### YOUR OBJECTIVE
How many lines of the data include the string "Fountain"? State the number and nothing else.

### EXTRACTED ENTRIES

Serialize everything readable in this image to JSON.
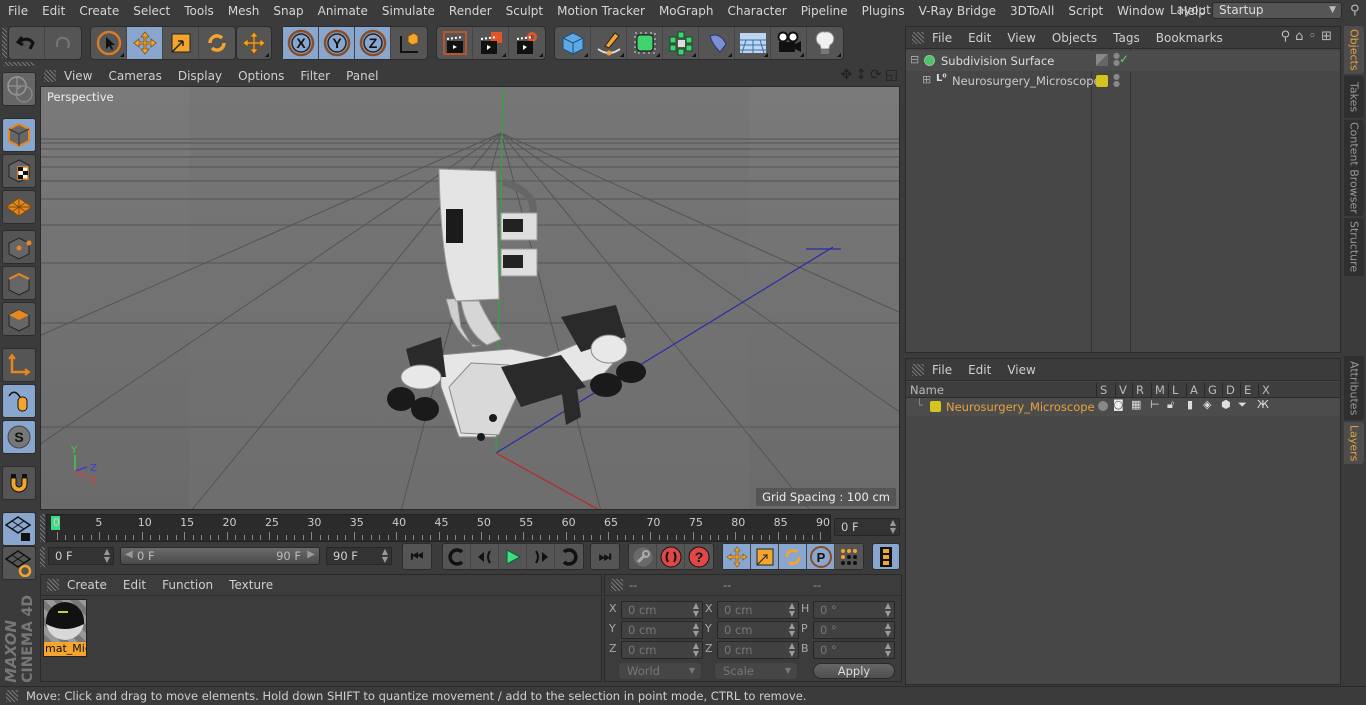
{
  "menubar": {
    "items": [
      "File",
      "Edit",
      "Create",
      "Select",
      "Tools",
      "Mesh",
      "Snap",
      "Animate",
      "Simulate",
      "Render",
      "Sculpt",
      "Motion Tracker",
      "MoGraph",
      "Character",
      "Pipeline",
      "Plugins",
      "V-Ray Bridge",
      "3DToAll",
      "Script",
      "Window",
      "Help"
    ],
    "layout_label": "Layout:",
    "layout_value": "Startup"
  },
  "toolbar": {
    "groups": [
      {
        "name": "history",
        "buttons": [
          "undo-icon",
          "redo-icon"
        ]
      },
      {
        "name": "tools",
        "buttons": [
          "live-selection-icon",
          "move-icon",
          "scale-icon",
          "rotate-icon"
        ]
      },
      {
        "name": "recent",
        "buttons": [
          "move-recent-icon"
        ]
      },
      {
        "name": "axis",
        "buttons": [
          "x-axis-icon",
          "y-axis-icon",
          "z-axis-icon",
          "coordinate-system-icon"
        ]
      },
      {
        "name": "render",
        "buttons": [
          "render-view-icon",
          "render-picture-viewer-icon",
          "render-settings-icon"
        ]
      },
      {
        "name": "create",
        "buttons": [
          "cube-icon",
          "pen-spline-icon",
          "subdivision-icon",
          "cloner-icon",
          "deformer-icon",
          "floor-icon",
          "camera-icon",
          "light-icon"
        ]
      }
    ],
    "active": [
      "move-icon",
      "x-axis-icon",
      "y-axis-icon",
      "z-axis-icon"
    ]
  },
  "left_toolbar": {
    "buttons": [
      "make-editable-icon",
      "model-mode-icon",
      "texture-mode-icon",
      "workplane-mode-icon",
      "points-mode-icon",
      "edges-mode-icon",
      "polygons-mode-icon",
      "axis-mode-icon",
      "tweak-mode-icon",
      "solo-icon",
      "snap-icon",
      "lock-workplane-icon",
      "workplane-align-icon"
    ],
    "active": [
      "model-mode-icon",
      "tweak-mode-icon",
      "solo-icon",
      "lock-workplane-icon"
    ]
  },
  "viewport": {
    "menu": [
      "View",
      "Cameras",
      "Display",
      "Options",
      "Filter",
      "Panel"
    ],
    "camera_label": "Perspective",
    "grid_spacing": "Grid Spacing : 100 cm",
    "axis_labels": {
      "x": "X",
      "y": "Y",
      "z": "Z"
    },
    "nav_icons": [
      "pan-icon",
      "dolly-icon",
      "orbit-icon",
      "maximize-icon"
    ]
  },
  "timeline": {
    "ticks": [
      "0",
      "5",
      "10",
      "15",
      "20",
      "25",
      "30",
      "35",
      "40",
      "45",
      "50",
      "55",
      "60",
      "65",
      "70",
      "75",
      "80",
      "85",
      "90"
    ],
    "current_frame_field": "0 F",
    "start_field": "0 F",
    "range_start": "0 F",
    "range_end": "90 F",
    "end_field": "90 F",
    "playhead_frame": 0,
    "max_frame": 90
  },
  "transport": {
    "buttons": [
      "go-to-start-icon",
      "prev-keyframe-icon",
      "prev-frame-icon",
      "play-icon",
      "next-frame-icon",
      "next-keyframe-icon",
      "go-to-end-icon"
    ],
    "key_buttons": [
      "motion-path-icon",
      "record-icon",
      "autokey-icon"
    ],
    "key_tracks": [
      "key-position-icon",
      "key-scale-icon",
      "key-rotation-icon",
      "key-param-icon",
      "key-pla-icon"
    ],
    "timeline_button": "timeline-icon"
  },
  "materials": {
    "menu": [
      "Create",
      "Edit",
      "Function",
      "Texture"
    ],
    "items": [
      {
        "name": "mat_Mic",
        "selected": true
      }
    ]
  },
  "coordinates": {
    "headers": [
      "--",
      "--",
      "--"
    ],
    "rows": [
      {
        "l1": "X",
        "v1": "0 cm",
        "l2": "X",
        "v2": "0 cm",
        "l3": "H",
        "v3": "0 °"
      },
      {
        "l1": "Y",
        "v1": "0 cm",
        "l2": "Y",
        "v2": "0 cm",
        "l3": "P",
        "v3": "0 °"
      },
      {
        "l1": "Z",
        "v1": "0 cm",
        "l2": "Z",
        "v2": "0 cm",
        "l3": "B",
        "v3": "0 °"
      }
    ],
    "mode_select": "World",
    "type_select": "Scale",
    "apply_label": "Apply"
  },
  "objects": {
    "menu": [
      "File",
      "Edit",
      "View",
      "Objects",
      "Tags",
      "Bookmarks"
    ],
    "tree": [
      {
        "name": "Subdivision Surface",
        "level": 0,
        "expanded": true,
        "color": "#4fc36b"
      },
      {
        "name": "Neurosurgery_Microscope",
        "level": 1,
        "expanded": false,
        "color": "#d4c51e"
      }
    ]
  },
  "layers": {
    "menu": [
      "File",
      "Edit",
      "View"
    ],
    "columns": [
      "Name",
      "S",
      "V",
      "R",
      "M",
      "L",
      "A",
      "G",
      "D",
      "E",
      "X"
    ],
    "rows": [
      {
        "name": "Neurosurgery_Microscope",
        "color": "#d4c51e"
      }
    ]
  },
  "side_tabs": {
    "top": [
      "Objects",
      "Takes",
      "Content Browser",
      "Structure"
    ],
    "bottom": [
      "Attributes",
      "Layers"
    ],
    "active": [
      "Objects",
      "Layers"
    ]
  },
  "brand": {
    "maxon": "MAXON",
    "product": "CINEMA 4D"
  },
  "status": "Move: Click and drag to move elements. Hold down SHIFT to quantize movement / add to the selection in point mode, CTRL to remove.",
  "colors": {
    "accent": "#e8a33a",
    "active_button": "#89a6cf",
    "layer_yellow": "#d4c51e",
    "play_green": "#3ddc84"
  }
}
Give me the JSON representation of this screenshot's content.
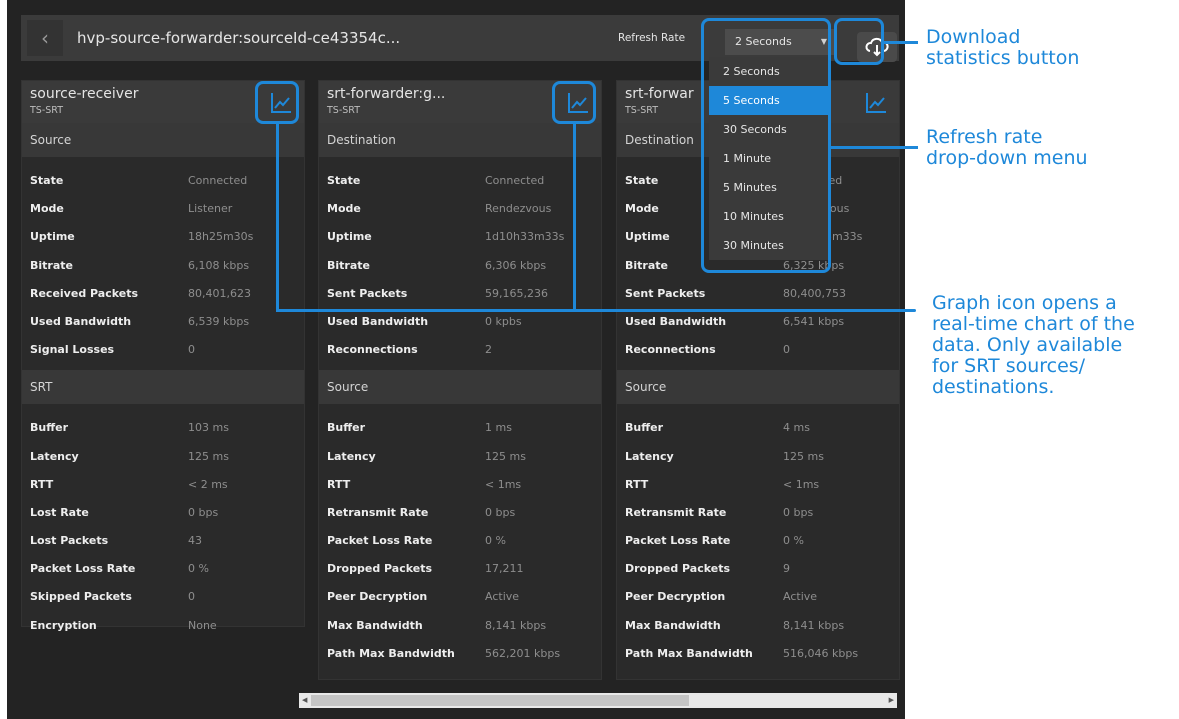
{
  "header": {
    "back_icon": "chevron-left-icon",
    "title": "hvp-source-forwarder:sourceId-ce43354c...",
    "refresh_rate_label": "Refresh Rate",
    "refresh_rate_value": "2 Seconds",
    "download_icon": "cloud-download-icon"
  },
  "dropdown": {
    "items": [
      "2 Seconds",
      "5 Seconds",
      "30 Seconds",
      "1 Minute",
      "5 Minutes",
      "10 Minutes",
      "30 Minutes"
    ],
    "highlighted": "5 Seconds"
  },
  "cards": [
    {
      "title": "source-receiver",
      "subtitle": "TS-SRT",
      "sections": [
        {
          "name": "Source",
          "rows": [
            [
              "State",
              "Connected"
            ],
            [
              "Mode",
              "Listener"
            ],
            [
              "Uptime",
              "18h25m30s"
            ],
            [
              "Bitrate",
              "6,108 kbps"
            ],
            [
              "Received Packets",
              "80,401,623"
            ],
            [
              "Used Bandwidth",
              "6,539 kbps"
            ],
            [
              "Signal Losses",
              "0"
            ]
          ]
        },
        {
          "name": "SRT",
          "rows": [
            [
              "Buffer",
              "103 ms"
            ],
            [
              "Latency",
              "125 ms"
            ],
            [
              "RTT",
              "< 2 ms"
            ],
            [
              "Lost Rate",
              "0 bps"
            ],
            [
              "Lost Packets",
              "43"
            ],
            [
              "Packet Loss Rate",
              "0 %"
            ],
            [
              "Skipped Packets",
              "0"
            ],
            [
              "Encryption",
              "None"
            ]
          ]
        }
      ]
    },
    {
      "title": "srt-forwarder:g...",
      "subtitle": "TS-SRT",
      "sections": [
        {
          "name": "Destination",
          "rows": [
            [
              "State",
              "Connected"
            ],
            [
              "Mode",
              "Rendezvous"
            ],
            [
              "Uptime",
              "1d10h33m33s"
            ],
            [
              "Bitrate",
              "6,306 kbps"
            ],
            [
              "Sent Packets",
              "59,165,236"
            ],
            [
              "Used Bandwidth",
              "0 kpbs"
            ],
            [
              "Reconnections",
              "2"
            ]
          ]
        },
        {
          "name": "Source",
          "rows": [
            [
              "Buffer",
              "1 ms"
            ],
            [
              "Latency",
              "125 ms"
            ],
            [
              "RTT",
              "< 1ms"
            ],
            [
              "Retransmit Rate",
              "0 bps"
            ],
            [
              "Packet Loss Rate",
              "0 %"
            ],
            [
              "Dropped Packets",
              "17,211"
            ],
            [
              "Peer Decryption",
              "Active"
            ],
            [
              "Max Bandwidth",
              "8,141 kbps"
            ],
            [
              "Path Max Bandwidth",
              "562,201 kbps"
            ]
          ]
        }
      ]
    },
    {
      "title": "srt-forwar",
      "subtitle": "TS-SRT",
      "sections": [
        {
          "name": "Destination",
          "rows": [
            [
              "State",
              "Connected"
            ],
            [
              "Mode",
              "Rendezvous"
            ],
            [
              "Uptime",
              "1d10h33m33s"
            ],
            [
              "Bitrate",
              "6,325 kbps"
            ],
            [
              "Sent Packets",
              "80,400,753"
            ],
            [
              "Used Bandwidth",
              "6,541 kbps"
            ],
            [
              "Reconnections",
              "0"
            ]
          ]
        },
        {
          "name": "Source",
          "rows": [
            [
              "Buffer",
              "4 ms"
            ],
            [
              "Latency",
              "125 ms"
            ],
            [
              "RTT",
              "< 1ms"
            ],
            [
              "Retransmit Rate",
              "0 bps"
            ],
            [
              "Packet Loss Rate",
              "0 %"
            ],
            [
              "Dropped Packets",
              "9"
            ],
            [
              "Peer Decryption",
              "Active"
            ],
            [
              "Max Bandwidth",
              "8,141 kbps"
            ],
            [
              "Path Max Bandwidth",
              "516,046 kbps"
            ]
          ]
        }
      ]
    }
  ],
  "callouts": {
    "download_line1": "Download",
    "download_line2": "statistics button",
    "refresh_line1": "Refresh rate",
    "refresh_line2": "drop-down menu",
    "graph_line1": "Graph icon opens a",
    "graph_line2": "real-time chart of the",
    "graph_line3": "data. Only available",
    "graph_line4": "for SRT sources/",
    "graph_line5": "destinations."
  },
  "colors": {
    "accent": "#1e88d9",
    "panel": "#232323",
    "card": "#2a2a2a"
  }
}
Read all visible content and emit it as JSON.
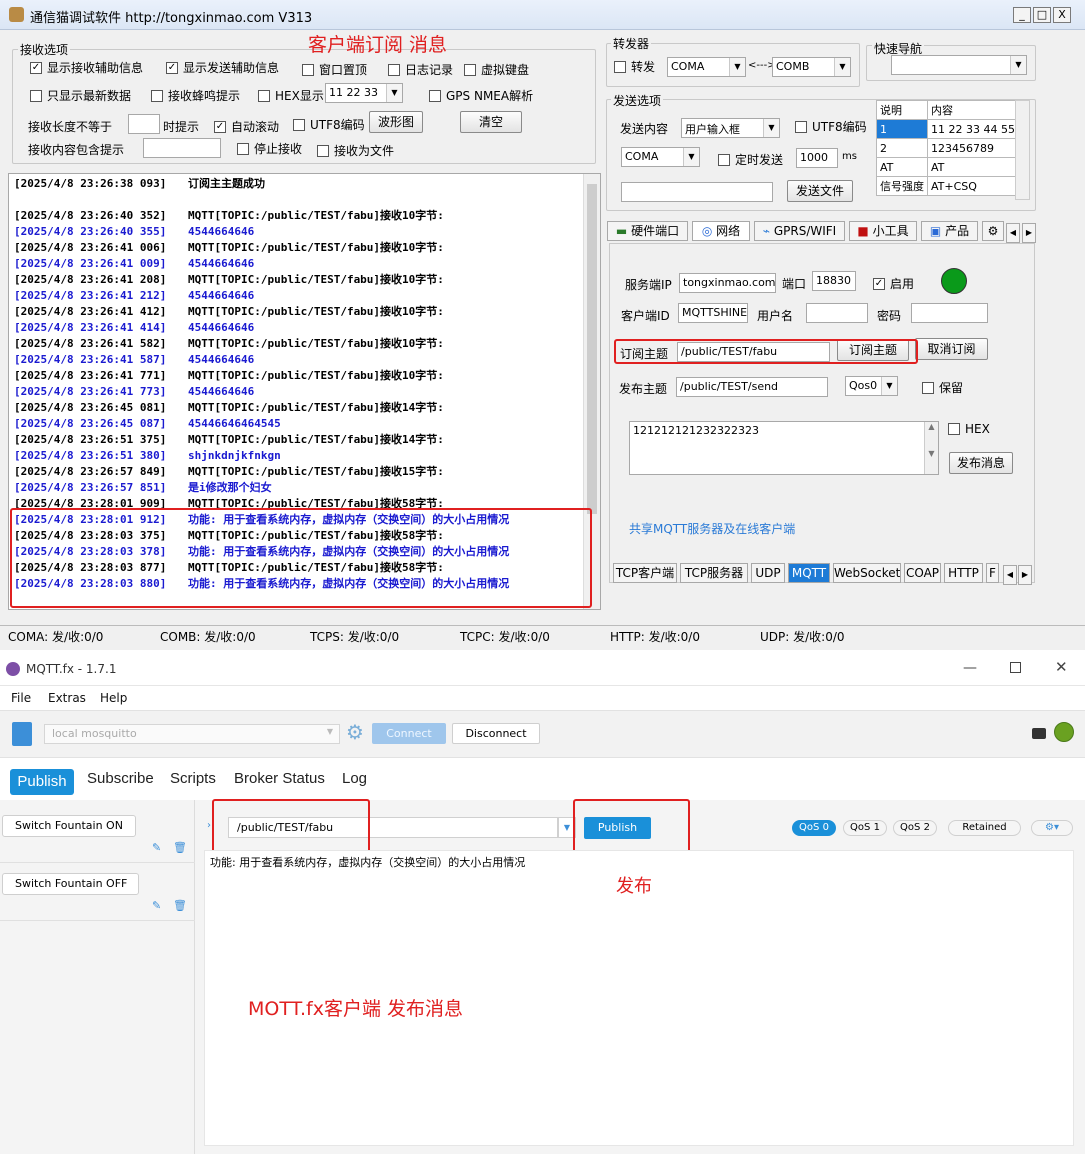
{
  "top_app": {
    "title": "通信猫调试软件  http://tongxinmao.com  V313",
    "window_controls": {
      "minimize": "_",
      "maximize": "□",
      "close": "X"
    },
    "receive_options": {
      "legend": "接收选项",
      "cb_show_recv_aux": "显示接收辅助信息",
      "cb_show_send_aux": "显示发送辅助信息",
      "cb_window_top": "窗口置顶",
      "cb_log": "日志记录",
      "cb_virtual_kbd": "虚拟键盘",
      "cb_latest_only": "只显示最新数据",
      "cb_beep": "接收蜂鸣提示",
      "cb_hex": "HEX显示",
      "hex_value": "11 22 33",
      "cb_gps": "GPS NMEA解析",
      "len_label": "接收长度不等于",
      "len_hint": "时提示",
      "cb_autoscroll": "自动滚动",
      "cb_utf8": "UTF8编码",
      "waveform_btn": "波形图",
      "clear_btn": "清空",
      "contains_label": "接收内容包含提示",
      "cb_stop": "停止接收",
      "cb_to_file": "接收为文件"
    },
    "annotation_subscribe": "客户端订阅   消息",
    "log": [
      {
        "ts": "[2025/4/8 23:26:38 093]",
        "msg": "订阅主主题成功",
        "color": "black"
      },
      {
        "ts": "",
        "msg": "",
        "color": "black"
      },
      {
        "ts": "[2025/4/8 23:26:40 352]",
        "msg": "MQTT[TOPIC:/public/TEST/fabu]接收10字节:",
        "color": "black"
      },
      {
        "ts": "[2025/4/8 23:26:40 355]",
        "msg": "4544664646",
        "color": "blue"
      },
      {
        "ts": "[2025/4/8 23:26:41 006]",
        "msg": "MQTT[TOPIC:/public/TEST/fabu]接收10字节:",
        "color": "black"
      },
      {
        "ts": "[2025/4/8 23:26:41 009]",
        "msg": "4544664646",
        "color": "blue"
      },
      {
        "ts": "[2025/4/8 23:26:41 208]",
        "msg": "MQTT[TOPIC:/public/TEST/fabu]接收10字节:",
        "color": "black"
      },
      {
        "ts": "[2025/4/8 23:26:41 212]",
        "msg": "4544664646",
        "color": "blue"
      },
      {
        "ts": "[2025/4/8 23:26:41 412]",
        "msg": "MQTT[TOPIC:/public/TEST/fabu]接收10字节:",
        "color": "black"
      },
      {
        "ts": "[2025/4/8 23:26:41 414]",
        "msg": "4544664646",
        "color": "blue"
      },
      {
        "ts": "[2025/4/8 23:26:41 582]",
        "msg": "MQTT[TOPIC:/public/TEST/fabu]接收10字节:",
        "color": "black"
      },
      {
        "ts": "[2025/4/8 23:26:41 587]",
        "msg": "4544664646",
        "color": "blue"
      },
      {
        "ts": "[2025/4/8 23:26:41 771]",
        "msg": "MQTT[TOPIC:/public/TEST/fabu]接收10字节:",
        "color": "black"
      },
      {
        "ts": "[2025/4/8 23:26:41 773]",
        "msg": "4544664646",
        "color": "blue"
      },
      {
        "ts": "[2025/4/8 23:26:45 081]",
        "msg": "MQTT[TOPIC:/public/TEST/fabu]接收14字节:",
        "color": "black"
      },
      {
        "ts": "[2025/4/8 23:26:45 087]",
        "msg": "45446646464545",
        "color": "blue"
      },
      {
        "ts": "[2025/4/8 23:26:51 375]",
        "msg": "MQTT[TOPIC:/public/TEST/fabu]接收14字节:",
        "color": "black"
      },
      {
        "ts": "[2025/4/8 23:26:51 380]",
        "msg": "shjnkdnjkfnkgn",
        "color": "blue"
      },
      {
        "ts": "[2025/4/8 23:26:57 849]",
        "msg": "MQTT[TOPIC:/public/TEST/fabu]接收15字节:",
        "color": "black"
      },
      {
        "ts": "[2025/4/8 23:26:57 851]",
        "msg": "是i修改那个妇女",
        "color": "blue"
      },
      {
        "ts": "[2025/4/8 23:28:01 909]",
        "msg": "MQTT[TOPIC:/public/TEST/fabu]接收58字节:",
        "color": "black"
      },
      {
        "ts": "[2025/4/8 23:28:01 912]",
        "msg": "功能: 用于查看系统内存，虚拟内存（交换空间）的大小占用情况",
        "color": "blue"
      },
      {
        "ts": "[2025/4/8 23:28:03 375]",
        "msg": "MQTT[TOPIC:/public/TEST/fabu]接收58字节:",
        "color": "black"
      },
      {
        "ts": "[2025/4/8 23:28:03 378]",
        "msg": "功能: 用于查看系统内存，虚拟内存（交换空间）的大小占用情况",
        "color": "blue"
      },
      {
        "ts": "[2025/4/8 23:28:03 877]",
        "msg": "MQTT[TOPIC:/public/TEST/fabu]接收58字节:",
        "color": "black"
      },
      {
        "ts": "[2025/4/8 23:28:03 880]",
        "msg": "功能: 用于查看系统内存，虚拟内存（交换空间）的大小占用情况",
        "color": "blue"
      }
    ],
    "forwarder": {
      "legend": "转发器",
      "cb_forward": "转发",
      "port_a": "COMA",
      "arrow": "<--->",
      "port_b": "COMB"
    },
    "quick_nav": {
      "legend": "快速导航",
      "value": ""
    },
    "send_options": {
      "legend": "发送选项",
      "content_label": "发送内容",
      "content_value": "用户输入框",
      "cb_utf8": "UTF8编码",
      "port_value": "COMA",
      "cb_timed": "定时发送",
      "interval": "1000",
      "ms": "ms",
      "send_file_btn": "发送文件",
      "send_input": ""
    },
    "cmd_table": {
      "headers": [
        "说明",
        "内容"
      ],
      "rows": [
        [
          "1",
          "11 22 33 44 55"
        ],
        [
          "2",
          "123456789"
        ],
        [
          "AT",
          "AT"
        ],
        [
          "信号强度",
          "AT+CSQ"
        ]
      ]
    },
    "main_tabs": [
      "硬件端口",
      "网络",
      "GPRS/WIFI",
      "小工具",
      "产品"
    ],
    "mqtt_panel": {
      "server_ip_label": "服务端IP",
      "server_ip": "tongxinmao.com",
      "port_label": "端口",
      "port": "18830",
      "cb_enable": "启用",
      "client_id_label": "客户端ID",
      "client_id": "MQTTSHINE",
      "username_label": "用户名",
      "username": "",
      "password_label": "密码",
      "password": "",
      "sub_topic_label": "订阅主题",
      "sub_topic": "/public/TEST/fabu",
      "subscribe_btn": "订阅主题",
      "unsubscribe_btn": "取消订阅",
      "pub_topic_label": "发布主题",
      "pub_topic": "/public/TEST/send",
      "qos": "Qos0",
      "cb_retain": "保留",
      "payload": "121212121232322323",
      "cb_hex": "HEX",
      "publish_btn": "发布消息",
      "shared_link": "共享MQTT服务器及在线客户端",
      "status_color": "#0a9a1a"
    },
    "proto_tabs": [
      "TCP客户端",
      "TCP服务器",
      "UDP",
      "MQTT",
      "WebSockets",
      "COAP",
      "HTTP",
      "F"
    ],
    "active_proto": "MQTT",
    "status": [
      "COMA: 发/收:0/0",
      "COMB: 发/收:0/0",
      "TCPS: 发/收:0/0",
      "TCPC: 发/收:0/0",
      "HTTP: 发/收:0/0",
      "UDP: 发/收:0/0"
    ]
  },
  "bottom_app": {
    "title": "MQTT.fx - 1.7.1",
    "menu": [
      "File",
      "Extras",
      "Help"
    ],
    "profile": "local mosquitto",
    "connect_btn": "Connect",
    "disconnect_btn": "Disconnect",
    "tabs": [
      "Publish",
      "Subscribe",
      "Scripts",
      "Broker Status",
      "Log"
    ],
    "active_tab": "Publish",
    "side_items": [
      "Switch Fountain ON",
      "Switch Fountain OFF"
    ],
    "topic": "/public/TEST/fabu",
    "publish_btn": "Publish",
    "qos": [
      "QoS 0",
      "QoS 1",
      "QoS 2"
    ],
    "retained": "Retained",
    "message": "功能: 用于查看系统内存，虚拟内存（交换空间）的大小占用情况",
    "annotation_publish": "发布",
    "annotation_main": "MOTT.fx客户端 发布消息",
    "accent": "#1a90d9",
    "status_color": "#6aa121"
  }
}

### TASK RESPONSE
2